### Exercise prompt
Copy every line of the data that contains the string "xlabel".

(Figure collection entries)
══════════════════════════════
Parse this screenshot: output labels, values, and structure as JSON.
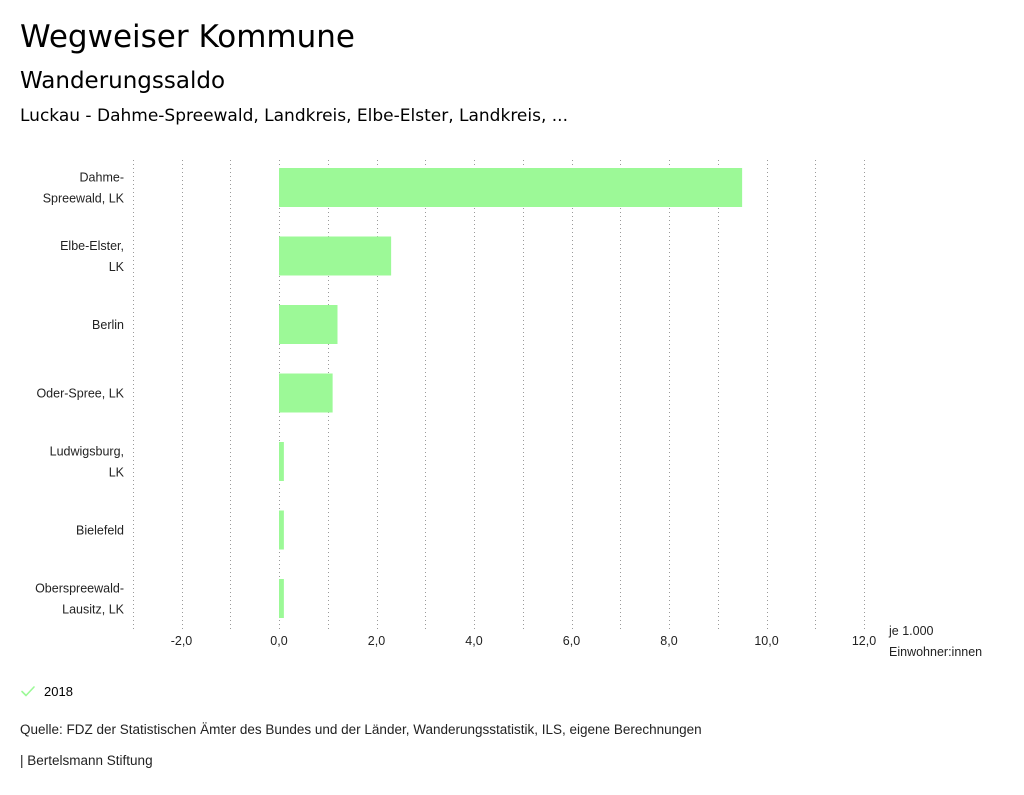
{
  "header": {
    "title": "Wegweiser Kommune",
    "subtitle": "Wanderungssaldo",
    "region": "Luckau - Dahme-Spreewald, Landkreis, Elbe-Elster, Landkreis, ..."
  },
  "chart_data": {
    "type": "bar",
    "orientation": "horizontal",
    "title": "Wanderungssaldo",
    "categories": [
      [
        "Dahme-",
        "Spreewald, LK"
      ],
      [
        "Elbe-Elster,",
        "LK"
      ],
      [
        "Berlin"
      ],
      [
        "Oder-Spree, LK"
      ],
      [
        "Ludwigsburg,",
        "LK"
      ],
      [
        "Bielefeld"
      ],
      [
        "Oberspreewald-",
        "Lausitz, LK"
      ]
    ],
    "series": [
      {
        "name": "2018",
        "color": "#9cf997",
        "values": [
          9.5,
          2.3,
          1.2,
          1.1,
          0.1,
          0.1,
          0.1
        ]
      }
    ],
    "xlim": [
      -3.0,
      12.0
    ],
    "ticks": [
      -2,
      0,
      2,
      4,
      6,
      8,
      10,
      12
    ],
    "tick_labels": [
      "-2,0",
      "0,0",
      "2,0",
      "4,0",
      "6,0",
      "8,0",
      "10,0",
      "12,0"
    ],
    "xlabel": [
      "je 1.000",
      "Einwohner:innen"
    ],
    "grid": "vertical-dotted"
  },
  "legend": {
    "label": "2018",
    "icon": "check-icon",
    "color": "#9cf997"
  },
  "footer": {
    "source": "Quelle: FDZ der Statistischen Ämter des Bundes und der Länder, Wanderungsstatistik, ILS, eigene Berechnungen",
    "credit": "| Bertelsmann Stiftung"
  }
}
══════════════════════════════
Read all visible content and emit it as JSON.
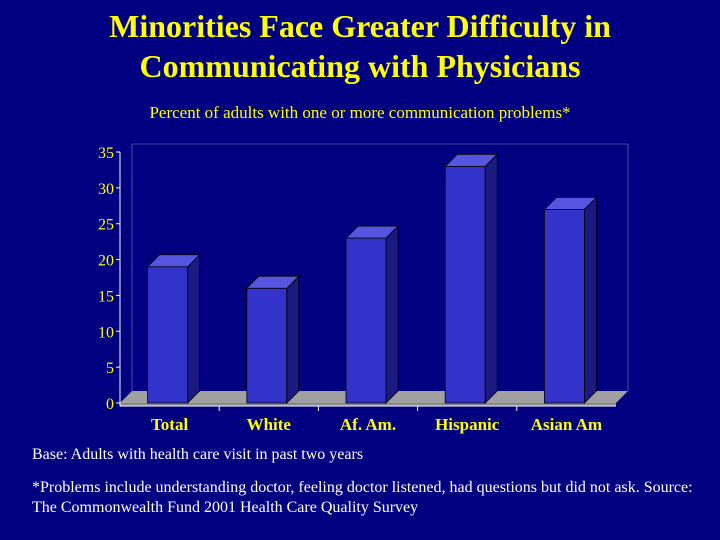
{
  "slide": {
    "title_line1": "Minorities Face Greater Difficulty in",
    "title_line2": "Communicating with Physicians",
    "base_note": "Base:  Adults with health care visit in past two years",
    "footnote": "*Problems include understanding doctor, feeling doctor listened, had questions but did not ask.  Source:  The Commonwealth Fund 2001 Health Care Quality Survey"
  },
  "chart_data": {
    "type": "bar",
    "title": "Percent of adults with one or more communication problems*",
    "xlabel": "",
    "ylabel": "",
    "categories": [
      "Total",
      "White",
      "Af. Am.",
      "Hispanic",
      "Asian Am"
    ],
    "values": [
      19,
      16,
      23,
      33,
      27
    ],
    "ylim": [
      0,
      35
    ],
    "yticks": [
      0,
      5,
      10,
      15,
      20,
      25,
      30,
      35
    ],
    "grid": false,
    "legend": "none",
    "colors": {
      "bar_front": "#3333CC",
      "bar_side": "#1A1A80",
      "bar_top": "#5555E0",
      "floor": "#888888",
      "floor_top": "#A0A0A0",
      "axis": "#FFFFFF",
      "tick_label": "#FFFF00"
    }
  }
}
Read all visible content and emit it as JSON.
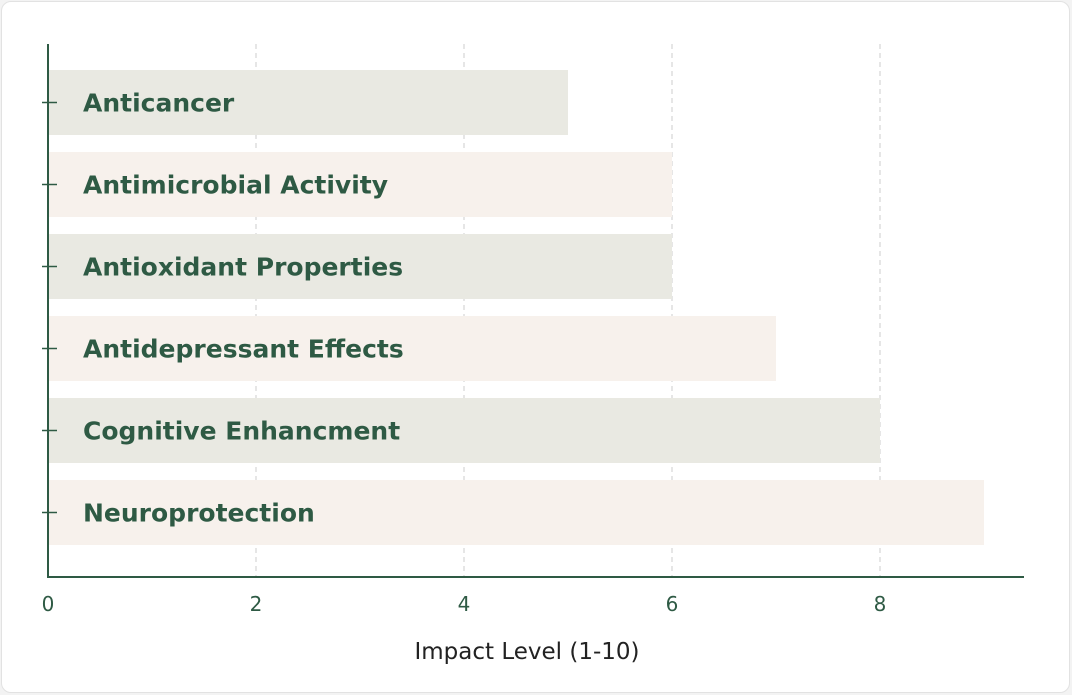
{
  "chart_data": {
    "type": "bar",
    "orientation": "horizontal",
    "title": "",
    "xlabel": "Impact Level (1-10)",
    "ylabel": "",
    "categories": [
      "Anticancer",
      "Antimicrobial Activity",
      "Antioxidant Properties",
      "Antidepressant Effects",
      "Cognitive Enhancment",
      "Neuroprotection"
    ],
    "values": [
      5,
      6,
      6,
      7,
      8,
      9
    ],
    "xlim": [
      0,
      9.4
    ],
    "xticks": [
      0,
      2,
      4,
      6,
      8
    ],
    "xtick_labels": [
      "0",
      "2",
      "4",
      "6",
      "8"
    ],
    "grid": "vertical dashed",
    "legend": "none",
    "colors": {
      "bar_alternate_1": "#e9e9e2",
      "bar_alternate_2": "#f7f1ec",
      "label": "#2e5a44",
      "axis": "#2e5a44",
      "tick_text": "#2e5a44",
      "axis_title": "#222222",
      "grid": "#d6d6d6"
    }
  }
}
══════════════════════════════
### Task response
    "xlabel": [
    "xlabel": "",
    "xlabel": "Impact Level (1-10)",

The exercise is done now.